* **Task details**
Write out the listing exactly as it is given.
*-*-*
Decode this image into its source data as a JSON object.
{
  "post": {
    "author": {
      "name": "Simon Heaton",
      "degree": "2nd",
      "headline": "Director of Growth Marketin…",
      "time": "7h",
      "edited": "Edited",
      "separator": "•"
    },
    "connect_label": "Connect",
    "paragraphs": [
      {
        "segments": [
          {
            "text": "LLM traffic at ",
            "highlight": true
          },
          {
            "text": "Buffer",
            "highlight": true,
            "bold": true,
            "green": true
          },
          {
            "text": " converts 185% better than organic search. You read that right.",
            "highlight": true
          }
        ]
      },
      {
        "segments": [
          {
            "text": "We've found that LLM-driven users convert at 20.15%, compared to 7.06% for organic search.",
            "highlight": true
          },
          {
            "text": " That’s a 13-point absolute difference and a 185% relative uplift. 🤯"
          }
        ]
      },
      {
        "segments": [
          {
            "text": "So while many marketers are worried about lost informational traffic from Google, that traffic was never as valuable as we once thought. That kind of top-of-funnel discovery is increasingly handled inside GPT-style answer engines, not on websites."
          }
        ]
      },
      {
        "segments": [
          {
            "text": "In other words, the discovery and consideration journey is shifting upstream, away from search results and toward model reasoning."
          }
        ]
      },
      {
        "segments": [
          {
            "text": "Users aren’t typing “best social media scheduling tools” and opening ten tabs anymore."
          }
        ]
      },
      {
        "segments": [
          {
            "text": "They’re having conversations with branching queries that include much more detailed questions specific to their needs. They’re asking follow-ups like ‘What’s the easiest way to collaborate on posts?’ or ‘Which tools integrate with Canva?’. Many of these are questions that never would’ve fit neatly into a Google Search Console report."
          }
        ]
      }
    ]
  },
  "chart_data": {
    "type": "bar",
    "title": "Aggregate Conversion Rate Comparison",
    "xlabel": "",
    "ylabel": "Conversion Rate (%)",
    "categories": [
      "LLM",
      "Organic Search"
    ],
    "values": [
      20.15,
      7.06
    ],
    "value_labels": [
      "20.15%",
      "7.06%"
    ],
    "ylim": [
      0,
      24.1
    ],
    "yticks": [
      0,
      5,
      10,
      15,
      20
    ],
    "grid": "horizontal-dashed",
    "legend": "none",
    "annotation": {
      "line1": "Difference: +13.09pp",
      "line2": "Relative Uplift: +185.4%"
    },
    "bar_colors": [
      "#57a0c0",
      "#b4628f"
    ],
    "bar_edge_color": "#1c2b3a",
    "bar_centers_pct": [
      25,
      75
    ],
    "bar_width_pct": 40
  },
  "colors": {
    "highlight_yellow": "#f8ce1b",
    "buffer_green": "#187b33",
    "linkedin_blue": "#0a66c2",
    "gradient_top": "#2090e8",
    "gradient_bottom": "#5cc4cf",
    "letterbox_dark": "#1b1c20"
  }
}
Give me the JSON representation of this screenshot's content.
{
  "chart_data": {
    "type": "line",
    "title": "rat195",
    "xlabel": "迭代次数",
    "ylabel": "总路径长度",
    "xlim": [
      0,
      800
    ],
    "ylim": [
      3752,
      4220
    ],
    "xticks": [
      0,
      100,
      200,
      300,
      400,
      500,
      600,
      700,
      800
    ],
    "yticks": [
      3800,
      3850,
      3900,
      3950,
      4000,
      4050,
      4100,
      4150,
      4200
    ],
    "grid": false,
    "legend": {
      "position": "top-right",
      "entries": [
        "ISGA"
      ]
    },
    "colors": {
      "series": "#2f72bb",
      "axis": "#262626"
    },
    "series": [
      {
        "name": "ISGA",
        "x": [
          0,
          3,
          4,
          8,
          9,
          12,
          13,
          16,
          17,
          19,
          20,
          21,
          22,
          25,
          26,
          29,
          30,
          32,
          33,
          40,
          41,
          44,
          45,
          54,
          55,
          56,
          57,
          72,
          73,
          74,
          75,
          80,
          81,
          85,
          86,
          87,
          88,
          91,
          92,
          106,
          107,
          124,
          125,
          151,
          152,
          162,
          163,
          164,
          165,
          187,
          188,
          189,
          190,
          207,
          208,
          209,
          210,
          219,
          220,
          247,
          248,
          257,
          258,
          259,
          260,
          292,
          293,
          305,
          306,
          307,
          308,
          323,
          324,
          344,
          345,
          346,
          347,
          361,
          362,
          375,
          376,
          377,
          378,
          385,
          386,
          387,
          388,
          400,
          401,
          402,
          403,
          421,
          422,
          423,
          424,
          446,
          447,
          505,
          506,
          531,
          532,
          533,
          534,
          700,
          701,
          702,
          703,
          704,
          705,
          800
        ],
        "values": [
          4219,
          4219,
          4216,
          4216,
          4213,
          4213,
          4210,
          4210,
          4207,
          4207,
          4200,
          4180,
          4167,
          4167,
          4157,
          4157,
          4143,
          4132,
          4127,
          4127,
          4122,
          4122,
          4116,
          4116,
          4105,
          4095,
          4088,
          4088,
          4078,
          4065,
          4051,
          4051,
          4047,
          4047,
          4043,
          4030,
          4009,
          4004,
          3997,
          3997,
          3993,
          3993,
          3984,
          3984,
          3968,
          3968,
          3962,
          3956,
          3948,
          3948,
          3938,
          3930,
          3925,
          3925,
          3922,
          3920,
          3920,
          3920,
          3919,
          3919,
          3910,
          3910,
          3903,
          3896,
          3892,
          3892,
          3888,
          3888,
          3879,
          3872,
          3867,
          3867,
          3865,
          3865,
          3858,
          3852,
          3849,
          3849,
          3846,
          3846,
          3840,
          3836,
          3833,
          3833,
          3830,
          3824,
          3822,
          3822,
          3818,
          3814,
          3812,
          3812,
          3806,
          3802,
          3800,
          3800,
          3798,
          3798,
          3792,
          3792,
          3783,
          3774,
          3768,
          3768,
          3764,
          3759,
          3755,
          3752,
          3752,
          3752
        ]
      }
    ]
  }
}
*-*-*
* **The answer**
Decode this image into its source data as a JSON object.
{
  "post": {
    "author": {
      "name": "Simon Heaton",
      "degree": "2nd",
      "headline": "Director of Growth Marketin…",
      "time": "7h",
      "edited": "Edited",
      "separator": "•"
    },
    "connect_label": "Connect",
    "paragraphs": [
      {
        "segments": [
          {
            "text": "LLM traffic at ",
            "highlight": true
          },
          {
            "text": "Buffer",
            "highlight": true,
            "bold": true,
            "green": true
          },
          {
            "text": " converts 185% better than organic search. You read that right.",
            "highlight": true
          }
        ]
      },
      {
        "segments": [
          {
            "text": "We've found that LLM-driven users convert at 20.15%, compared to 7.06% for organic search.",
            "highlight": true
          },
          {
            "text": " That’s a 13-point absolute difference and a 185% relative uplift. 🤯"
          }
        ]
      },
      {
        "segments": [
          {
            "text": "So while many marketers are worried about lost informational traffic from Google, that traffic was never as valuable as we once thought. That kind of top-of-funnel discovery is increasingly handled inside GPT-style answer engines, not on websites."
          }
        ]
      },
      {
        "segments": [
          {
            "text": "In other words, the discovery and consideration journey is shifting upstream, away from search results and toward model reasoning."
          }
        ]
      },
      {
        "segments": [
          {
            "text": "Users aren’t typing “best social media scheduling tools” and opening ten tabs anymore."
          }
        ]
      },
      {
        "segments": [
          {
            "text": "They’re having conversations with branching queries that include much more detailed questions specific to their needs. They’re asking follow-ups like ‘What’s the easiest way to collaborate on posts?’ or ‘Which tools integrate with Canva?’. Many of these are questions that never would’ve fit neatly into a Google Search Console report."
          }
        ]
      }
    ]
  },
  "chart_data": {
    "type": "bar",
    "title": "Aggregate Conversion Rate Comparison",
    "xlabel": "",
    "ylabel": "Conversion Rate (%)",
    "categories": [
      "LLM",
      "Organic Search"
    ],
    "values": [
      20.15,
      7.06
    ],
    "value_labels": [
      "20.15%",
      "7.06%"
    ],
    "ylim": [
      0,
      24.1
    ],
    "yticks": [
      0,
      5,
      10,
      15,
      20
    ],
    "grid": "horizontal-dashed",
    "legend": "none",
    "annotation": {
      "line1": "Difference: +13.09pp",
      "line2": "Relative Uplift: +185.4%"
    },
    "bar_colors": [
      "#57a0c0",
      "#b4628f"
    ],
    "bar_edge_color": "#1c2b3a",
    "bar_centers_pct": [
      25,
      75
    ],
    "bar_width_pct": 40
  },
  "colors": {
    "highlight_yellow": "#f8ce1b",
    "buffer_green": "#187b33",
    "linkedin_blue": "#0a66c2",
    "gradient_top": "#2090e8",
    "gradient_bottom": "#5cc4cf",
    "letterbox_dark": "#1b1c20"
  }
}
Give me the JSON representation of this screenshot's content.
{
  "chart_data": {
    "type": "line",
    "title": "rat195",
    "xlabel": "迭代次数",
    "ylabel": "总路径长度",
    "xlim": [
      0,
      800
    ],
    "ylim": [
      3752,
      4220
    ],
    "xticks": [
      0,
      100,
      200,
      300,
      400,
      500,
      600,
      700,
      800
    ],
    "yticks": [
      3800,
      3850,
      3900,
      3950,
      4000,
      4050,
      4100,
      4150,
      4200
    ],
    "grid": false,
    "legend": {
      "position": "top-right",
      "entries": [
        "ISGA"
      ]
    },
    "colors": {
      "series": "#2f72bb",
      "axis": "#262626"
    },
    "series": [
      {
        "name": "ISGA",
        "x": [
          0,
          3,
          4,
          8,
          9,
          12,
          13,
          16,
          17,
          19,
          20,
          21,
          22,
          25,
          26,
          29,
          30,
          32,
          33,
          40,
          41,
          44,
          45,
          54,
          55,
          56,
          57,
          72,
          73,
          74,
          75,
          80,
          81,
          85,
          86,
          87,
          88,
          91,
          92,
          106,
          107,
          124,
          125,
          151,
          152,
          162,
          163,
          164,
          165,
          187,
          188,
          189,
          190,
          207,
          208,
          209,
          210,
          219,
          220,
          247,
          248,
          257,
          258,
          259,
          260,
          292,
          293,
          305,
          306,
          307,
          308,
          323,
          324,
          344,
          345,
          346,
          347,
          361,
          362,
          375,
          376,
          377,
          378,
          385,
          386,
          387,
          388,
          400,
          401,
          402,
          403,
          421,
          422,
          423,
          424,
          446,
          447,
          505,
          506,
          531,
          532,
          533,
          534,
          700,
          701,
          702,
          703,
          704,
          705,
          800
        ],
        "values": [
          4219,
          4219,
          4216,
          4216,
          4213,
          4213,
          4210,
          4210,
          4207,
          4207,
          4200,
          4180,
          4167,
          4167,
          4157,
          4157,
          4143,
          4132,
          4127,
          4127,
          4122,
          4122,
          4116,
          4116,
          4105,
          4095,
          4088,
          4088,
          4078,
          4065,
          4051,
          4051,
          4047,
          4047,
          4043,
          4030,
          4009,
          4004,
          3997,
          3997,
          3993,
          3993,
          3984,
          3984,
          3968,
          3968,
          3962,
          3956,
          3948,
          3948,
          3938,
          3930,
          3925,
          3925,
          3922,
          3920,
          3920,
          3920,
          3919,
          3919,
          3910,
          3910,
          3903,
          3896,
          3892,
          3892,
          3888,
          3888,
          3879,
          3872,
          3867,
          3867,
          3865,
          3865,
          3858,
          3852,
          3849,
          3849,
          3846,
          3846,
          3840,
          3836,
          3833,
          3833,
          3830,
          3824,
          3822,
          3822,
          3818,
          3814,
          3812,
          3812,
          3806,
          3802,
          3800,
          3800,
          3798,
          3798,
          3792,
          3792,
          3783,
          3774,
          3768,
          3768,
          3764,
          3759,
          3755,
          3752,
          3752,
          3752
        ]
      }
    ]
  }
}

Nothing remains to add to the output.